## Requirement
Copy out each line of the data that holds the word "took".

## Input records
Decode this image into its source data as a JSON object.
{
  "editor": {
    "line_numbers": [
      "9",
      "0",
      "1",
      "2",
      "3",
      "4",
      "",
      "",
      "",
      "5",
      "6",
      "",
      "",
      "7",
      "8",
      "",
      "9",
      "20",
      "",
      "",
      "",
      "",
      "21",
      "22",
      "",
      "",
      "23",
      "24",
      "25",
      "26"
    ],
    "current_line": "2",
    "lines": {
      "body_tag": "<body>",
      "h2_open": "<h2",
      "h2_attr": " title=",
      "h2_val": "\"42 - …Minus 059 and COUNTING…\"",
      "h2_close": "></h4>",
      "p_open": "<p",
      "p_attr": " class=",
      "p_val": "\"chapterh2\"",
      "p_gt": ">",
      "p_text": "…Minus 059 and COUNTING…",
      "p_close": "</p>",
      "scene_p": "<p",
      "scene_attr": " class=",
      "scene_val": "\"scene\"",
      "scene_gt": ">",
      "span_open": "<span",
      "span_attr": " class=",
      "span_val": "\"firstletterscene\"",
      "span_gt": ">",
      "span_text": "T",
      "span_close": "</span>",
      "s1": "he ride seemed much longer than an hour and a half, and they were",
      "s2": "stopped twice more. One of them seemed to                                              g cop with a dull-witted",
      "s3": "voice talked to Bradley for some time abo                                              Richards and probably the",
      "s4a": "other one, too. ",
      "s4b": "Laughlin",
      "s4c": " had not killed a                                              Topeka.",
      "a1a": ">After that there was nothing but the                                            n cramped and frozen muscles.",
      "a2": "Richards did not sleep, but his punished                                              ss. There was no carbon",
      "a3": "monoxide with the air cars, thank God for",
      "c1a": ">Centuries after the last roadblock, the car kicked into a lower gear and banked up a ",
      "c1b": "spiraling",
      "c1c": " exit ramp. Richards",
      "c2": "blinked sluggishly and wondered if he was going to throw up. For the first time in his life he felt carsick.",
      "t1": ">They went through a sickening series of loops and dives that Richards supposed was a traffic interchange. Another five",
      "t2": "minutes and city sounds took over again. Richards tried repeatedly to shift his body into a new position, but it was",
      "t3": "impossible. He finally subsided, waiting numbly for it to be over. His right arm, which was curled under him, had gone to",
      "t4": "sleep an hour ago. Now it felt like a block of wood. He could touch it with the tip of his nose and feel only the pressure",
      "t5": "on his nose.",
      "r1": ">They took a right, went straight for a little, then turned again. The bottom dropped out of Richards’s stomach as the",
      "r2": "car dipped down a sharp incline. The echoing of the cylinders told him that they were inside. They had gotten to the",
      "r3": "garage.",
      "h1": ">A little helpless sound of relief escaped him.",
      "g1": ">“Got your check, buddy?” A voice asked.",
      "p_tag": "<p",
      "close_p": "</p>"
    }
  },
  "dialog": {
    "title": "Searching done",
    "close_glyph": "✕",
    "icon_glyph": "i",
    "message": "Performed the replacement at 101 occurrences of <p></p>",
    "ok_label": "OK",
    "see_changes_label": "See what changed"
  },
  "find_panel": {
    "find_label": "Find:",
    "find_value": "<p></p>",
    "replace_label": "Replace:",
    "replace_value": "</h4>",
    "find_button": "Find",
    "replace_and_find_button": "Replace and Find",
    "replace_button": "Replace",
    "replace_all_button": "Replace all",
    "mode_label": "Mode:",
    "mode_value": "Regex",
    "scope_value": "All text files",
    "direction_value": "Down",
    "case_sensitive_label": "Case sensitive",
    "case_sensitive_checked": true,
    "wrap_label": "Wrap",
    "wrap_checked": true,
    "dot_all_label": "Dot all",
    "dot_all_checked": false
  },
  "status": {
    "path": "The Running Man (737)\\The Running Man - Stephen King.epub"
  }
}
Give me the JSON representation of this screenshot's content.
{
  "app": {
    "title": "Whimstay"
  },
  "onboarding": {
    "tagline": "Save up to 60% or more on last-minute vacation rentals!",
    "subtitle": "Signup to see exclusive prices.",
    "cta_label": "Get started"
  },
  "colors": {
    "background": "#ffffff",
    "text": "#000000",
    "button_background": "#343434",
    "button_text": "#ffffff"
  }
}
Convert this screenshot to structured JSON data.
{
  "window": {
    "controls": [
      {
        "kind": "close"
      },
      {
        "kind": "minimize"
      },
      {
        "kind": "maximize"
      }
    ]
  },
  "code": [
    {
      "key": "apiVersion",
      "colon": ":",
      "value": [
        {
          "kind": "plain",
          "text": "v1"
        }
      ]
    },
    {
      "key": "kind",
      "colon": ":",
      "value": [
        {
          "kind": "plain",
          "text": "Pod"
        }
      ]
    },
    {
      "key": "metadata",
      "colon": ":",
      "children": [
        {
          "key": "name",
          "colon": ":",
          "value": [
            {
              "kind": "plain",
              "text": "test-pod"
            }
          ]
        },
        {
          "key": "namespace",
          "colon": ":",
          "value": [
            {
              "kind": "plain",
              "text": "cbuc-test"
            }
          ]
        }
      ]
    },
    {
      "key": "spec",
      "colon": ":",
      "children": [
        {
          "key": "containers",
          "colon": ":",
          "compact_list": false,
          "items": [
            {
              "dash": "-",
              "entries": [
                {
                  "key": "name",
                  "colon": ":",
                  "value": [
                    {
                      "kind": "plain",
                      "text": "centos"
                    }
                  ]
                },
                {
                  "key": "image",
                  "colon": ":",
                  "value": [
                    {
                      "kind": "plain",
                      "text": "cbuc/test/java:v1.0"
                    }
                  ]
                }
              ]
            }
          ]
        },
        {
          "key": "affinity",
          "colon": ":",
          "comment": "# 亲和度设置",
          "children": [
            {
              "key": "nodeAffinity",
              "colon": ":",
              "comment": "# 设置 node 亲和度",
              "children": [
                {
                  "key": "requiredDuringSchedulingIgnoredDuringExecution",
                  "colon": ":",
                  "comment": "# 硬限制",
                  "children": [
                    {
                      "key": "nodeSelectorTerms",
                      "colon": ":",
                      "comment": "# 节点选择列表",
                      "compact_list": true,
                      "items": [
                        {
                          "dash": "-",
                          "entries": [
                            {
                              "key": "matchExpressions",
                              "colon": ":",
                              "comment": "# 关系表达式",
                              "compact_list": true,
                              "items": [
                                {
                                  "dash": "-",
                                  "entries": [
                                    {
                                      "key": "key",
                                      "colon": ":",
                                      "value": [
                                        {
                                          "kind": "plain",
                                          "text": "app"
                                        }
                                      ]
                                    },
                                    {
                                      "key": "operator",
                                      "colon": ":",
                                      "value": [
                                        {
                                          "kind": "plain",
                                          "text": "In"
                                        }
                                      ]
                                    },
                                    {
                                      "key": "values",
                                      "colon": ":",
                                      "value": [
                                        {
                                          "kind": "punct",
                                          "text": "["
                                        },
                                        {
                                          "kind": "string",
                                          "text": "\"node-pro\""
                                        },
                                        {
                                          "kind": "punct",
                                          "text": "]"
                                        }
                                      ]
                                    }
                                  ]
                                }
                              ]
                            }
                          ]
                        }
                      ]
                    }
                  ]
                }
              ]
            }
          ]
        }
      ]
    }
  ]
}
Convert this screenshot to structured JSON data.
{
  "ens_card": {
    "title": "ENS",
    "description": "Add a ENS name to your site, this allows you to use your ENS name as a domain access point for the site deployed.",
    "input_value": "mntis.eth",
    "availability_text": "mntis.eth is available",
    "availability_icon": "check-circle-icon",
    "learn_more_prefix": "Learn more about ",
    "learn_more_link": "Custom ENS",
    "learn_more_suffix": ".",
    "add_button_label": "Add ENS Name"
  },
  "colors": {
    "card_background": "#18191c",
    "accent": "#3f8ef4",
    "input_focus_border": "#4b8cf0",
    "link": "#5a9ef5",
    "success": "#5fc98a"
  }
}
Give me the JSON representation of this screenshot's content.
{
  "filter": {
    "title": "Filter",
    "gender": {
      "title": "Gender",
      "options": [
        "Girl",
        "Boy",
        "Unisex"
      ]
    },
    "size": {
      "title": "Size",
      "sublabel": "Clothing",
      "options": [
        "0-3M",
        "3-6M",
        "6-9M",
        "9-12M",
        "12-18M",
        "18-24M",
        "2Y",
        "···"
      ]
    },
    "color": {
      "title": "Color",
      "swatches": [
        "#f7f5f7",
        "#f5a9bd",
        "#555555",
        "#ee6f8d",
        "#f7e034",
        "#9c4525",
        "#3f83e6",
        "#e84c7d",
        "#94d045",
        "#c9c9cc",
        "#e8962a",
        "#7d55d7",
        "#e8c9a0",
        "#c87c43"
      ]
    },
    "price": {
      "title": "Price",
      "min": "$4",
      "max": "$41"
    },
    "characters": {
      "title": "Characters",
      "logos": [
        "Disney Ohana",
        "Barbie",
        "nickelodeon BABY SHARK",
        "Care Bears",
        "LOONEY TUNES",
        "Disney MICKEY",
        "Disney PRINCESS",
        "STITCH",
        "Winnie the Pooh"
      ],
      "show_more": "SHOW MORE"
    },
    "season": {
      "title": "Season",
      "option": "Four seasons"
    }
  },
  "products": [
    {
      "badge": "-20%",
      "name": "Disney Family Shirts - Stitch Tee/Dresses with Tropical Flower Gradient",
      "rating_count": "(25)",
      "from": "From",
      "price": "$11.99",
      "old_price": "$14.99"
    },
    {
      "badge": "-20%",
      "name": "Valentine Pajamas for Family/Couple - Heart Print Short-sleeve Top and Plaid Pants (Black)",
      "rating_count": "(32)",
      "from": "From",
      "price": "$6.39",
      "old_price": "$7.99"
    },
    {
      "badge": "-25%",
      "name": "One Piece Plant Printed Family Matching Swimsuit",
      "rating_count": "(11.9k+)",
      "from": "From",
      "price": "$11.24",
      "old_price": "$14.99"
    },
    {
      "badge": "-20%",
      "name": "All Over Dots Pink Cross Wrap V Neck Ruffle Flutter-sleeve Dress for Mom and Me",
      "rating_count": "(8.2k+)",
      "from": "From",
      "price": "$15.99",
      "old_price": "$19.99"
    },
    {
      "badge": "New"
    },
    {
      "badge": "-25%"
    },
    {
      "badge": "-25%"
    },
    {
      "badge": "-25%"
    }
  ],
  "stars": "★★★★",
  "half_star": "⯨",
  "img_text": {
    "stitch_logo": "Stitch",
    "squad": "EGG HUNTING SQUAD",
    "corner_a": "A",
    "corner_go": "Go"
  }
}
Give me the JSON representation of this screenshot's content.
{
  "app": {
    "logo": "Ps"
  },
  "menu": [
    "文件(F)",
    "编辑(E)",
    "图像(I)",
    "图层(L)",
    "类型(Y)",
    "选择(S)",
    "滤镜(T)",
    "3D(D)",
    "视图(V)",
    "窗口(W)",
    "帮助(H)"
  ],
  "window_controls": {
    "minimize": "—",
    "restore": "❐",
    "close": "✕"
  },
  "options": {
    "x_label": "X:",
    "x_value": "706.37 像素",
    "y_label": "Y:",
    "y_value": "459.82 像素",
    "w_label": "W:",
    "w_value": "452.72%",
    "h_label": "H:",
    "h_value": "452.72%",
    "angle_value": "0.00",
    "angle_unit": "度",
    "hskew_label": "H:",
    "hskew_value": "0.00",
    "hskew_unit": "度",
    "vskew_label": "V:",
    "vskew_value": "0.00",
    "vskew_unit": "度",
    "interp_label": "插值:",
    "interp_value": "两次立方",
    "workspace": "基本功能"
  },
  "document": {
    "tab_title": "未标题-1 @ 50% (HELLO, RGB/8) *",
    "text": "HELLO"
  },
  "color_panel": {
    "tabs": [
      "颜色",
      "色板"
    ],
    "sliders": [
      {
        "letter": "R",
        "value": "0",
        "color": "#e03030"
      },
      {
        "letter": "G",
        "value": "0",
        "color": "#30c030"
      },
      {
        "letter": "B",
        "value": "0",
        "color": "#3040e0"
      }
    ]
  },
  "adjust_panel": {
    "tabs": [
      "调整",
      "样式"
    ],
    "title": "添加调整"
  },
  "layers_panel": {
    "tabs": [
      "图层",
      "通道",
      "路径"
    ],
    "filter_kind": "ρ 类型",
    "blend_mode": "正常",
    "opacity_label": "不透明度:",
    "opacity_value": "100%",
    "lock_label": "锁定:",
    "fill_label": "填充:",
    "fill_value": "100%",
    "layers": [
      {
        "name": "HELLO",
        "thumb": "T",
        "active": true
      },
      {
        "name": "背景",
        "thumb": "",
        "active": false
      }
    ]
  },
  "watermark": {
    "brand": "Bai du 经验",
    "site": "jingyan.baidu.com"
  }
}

## Written solution
      "t2": "minutes and city sounds took over again. Richards tried repeatedly to shift his body into a new position, but it was",
      "r1": ">They took a right, went straight for a little, then turned again. The bottom dropped out of Richards’s stomach as the",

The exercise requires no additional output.